» Exercise instructions:
Repeat the data below exactly, dropping any pictures it holds.

» Exercise data:
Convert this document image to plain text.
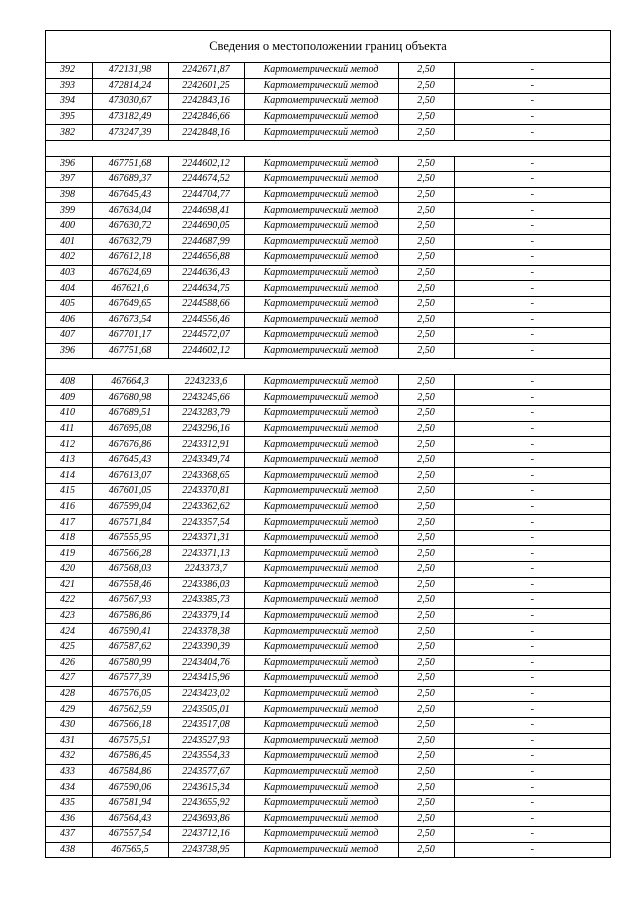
Сведения о местоположении границ объекта
392	472131,98	2242671,87	Картометрический метод	2,50	-
393	472814,24	2242601,25	Картометрический метод	2,50	-
394	473030,67	2242843,16	Картометрический метод	2,50	-
395	473182,49	2242846,66	Картометрический метод	2,50	-
382	473247,39	2242848,16	Картометрический метод	2,50	-

396	467751,68	2244602,12	Картометрический метод	2,50	-
397	467689,37	2244674,52	Картометрический метод	2,50	-
398	467645,43	2244704,77	Картометрический метод	2,50	-
399	467634,04	2244698,41	Картометрический метод	2,50	-
400	467630,72	2244690,05	Картометрический метод	2,50	-
401	467632,79	2244687,99	Картометрический метод	2,50	-
402	467612,18	2244656,88	Картометрический метод	2,50	-
403	467624,69	2244636,43	Картометрический метод	2,50	-
404	467621,6	2244634,75	Картометрический метод	2,50	-
405	467649,65	2244588,66	Картометрический метод	2,50	-
406	467673,54	2244556,46	Картометрический метод	2,50	-
407	467701,17	2244572,07	Картометрический метод	2,50	-
396	467751,68	2244602,12	Картометрический метод	2,50	-

408	467664,3	2243233,6	Картометрический метод	2,50	-
409	467680,98	2243245,66	Картометрический метод	2,50	-
410	467689,51	2243283,79	Картометрический метод	2,50	-
411	467695,08	2243296,16	Картометрический метод	2,50	-
412	467676,86	2243312,91	Картометрический метод	2,50	-
413	467645,43	2243349,74	Картометрический метод	2,50	-
414	467613,07	2243368,65	Картометрический метод	2,50	-
415	467601,05	2243370,81	Картометрический метод	2,50	-
416	467599,04	2243362,62	Картометрический метод	2,50	-
417	467571,84	2243357,54	Картометрический метод	2,50	-
418	467555,95	2243371,31	Картометрический метод	2,50	-
419	467566,28	2243371,13	Картометрический метод	2,50	-
420	467568,03	2243373,7	Картометрический метод	2,50	-
421	467558,46	2243386,03	Картометрический метод	2,50	-
422	467567,93	2243385,73	Картометрический метод	2,50	-
423	467586,86	2243379,14	Картометрический метод	2,50	-
424	467590,41	2243378,38	Картометрический метод	2,50	-
425	467587,62	2243390,39	Картометрический метод	2,50	-
426	467580,99	2243404,76	Картометрический метод	2,50	-
427	467577,39	2243415,96	Картометрический метод	2,50	-
428	467576,05	2243423,02	Картометрический метод	2,50	-
429	467562,59	2243505,01	Картометрический метод	2,50	-
430	467566,18	2243517,08	Картометрический метод	2,50	-
431	467575,51	2243527,93	Картометрический метод	2,50	-
432	467586,45	2243554,33	Картометрический метод	2,50	-
433	467584,86	2243577,67	Картометрический метод	2,50	-
434	467590,06	2243615,34	Картометрический метод	2,50	-
435	467581,94	2243655,92	Картометрический метод	2,50	-
436	467564,43	2243693,86	Картометрический метод	2,50	-
437	467557,54	2243712,16	Картометрический метод	2,50	-
438	467565,5	2243738,95	Картометрический метод	2,50	-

» Complete output:
Convert this document image to plain text.
Сведения о местоположении границ объекта
392	472131,98	2242671,87	Картометрический метод	2,50	-
393	472814,24	2242601,25	Картометрический метод	2,50	-
394	473030,67	2242843,16	Картометрический метод	2,50	-
395	473182,49	2242846,66	Картометрический метод	2,50	-
382	473247,39	2242848,16	Картометрический метод	2,50	-

396	467751,68	2244602,12	Картометрический метод	2,50	-
397	467689,37	2244674,52	Картометрический метод	2,50	-
398	467645,43	2244704,77	Картометрический метод	2,50	-
399	467634,04	2244698,41	Картометрический метод	2,50	-
400	467630,72	2244690,05	Картометрический метод	2,50	-
401	467632,79	2244687,99	Картометрический метод	2,50	-
402	467612,18	2244656,88	Картометрический метод	2,50	-
403	467624,69	2244636,43	Картометрический метод	2,50	-
404	467621,6	2244634,75	Картометрический метод	2,50	-
405	467649,65	2244588,66	Картометрический метод	2,50	-
406	467673,54	2244556,46	Картометрический метод	2,50	-
407	467701,17	2244572,07	Картометрический метод	2,50	-
396	467751,68	2244602,12	Картометрический метод	2,50	-

408	467664,3	2243233,6	Картометрический метод	2,50	-
409	467680,98	2243245,66	Картометрический метод	2,50	-
410	467689,51	2243283,79	Картометрический метод	2,50	-
411	467695,08	2243296,16	Картометрический метод	2,50	-
412	467676,86	2243312,91	Картометрический метод	2,50	-
413	467645,43	2243349,74	Картометрический метод	2,50	-
414	467613,07	2243368,65	Картометрический метод	2,50	-
415	467601,05	2243370,81	Картометрический метод	2,50	-
416	467599,04	2243362,62	Картометрический метод	2,50	-
417	467571,84	2243357,54	Картометрический метод	2,50	-
418	467555,95	2243371,31	Картометрический метод	2,50	-
419	467566,28	2243371,13	Картометрический метод	2,50	-
420	467568,03	2243373,7	Картометрический метод	2,50	-
421	467558,46	2243386,03	Картометрический метод	2,50	-
422	467567,93	2243385,73	Картометрический метод	2,50	-
423	467586,86	2243379,14	Картометрический метод	2,50	-
424	467590,41	2243378,38	Картометрический метод	2,50	-
425	467587,62	2243390,39	Картометрический метод	2,50	-
426	467580,99	2243404,76	Картометрический метод	2,50	-
427	467577,39	2243415,96	Картометрический метод	2,50	-
428	467576,05	2243423,02	Картометрический метод	2,50	-
429	467562,59	2243505,01	Картометрический метод	2,50	-
430	467566,18	2243517,08	Картометрический метод	2,50	-
431	467575,51	2243527,93	Картометрический метод	2,50	-
432	467586,45	2243554,33	Картометрический метод	2,50	-
433	467584,86	2243577,67	Картометрический метод	2,50	-
434	467590,06	2243615,34	Картометрический метод	2,50	-
435	467581,94	2243655,92	Картометрический метод	2,50	-
436	467564,43	2243693,86	Картометрический метод	2,50	-
437	467557,54	2243712,16	Картометрический метод	2,50	-
438	467565,5	2243738,95	Картометрический метод	2,50	-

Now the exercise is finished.